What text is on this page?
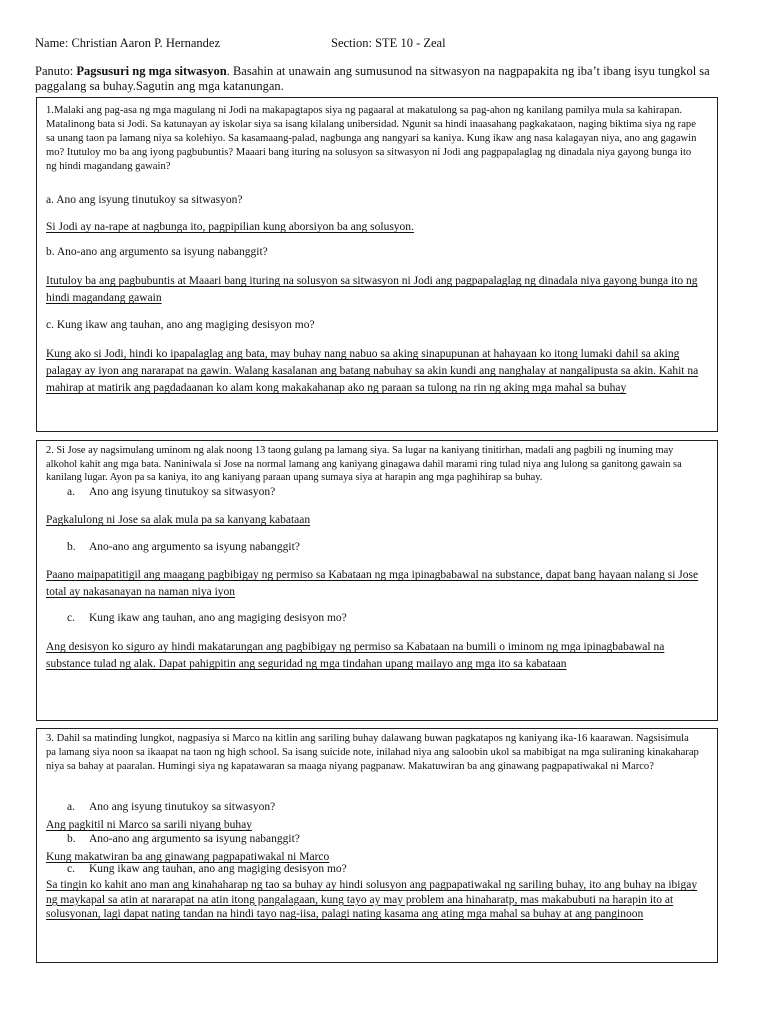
Name: Christian Aaron P. Hernandez	Section: STE 10 - Zeal
Panuto: Pagsusuri ng mga sitwasyon. Basahin at unawain ang sumusunod na sitwasyon na nagpapakita ng iba’t ibang isyu tungkol sa paggalang sa buhay.Sagutin ang mga katanungan.
1.Malaki ang pag-asa ng mga magulang ni Jodi na makapagtapos siya ng pagaaral at makatulong sa pag-ahon ng kanilang pamilya mula sa kahirapan. Matalinong bata si Jodi. Sa katunayan ay iskolar siya sa isang kilalang unibersidad. Ngunit sa hindi inaasahang pagkakataon, naging biktima siya ng rape sa unang taon pa lamang niya sa kolehiyo. Sa kasamaang-palad, nagbunga ang nangyari sa kaniya. Kung ikaw ang nasa kalagayan niya, ano ang gagawin mo? Itutuloy mo ba ang iyong pagbubuntis? Maaari bang ituring na solusyon sa sitwasyon ni Jodi ang pagpapalaglag ng dinadala niya gayong bunga ito ng hindi magandang gawain?
a. Ano ang isyung tinutukoy sa sitwasyon?
Si Jodi ay na-rape at nagbunga ito, pagpipilian kung aborsiyon ba ang solusyon.
b. Ano-ano ang argumento sa isyung nabanggit?
Itutuloy ba ang pagbubuntis at Maaari bang ituring na solusyon sa sitwasyon ni Jodi ang pagpapalaglag ng dinadala niya gayong bunga ito ng hindi magandang gawain
c. Kung ikaw ang tauhan, ano ang magiging desisyon mo?
Kung ako si Jodi, hindi ko ipapalaglag ang bata, may buhay nang nabuo sa aking sinapupunan at hahayaan ko itong lumaki dahil sa aking palagay ay iyon ang nararapat na gawin. Walang kasalanan ang batang nabuhay sa akin kundi ang nanghalay at nangalipusta sa akin. Kahit na mahirap at matirik ang pagdadaanan ko alam kong makakahanap ako ng paraan sa tulong na rin ng aking mga mahal sa buhay
2. Si Jose ay nagsimulang uminom ng alak noong 13 taong gulang pa lamang siya. Sa lugar na kaniyang tinitirhan, madali ang pagbili ng inuming may alkohol kahit ang mga bata. Naniniwala si Jose na normal lamang ang kaniyang ginagawa dahil marami ring tulad niya ang lulong sa ganitong gawain sa kanilang lugar. Ayon pa sa kaniya, ito ang kaniyang paraan upang sumaya siya at harapin ang mga paghihirap sa buhay.
a. Ano ang isyung tinutukoy sa sitwasyon?
Pagkalulong ni Jose sa alak mula pa sa kanyang kabataan
b. Ano-ano ang argumento sa isyung nabanggit?
Paano maipapatitigil ang maagang pagbibigay ng permiso sa Kabataan ng mga ipinagbabawal na substance, dapat bang hayaan nalang si Jose total ay nakasanayan na naman niya iyon
c. Kung ikaw ang tauhan, ano ang magiging desisyon mo?
Ang desisyon ko siguro ay hindi makatarungan ang pagbibigay ng permiso sa Kabataan na bumili o iminom ng mga ipinagbabawal na substance tulad ng alak. Dapat pahigpitin ang seguridad ng mga tindahan upang mailayo ang mga ito sa kabataan
3. Dahil sa matinding lungkot, nagpasiya si Marco na kitlin ang sariling buhay dalawang buwan pagkatapos ng kaniyang ika-16 kaarawan. Nagsisimula pa lamang siya noon sa ikaapat na taon ng high school. Sa isang suicide note, inilahad niya ang saloobin ukol sa mabibigat na mga suliraning kinakaharap niya sa bahay at paaralan. Humingi siya ng kapatawaran sa maaga niyang pagpanaw. Makatuwiran ba ang ginawang pagpapatiwakal ni Marco?
a. Ano ang isyung tinutukoy sa sitwasyon?
Ang pagkitil ni Marco sa sarili niyang buhay
b. Ano-ano ang argumento sa isyung nabanggit?
Kung makatwiran ba ang ginawang pagpapatiwakal ni Marco
c. Kung ikaw ang tauhan, ano ang magiging desisyon mo?
Sa tingin ko kahit ano man ang kinahaharap ng tao sa buhay ay hindi solusyon ang pagpapatiwakal ng sariling buhay, ito ang buhay na ibigay ng maykapal sa atin at nararapat na atin itong pangalagaan, kung tayo ay may problem ana hinaharatp, mas makabubuti na harapin ito at solusyonan, lagi dapat nating tandan na hindi tayo nag-iisa, palagi nating kasama ang ating mga mahal sa buhay at ang panginoon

□ □ □ □ □

[PROBLEM TO WORK ON]: Copy each line of the data above that holds "kaniyang".

[RESPONSE]:
2. Si Jose ay nagsimulang uminom ng alak noong 13 taong gulang pa lamang siya. Sa lugar na kaniyang tinitirhan, madali ang pagbili ng inuming may alkohol kahit ang mga bata. Naniniwala si Jose na normal lamang ang kaniyang ginagawa dahil marami ring tulad niya ang lulong sa ganitong gawain sa kanilang lugar. Ayon pa sa kaniya, ito ang kaniyang paraan upang sumaya siya at harapin ang mga paghihirap sa buhay.
3. Dahil sa matinding lungkot, nagpasiya si Marco na kitlin ang sariling buhay dalawang buwan pagkatapos ng kaniyang ika-16 kaarawan. Nagsisimula pa lamang siya noon sa ikaapat na taon ng high school. Sa isang suicide note, inilahad niya ang saloobin ukol sa mabibigat na mga suliraning kinakaharap niya sa bahay at paaralan. Humingi siya ng kapatawaran sa maaga niyang pagpanaw. Makatuwiran ba ang ginawang pagpapatiwakal ni Marco?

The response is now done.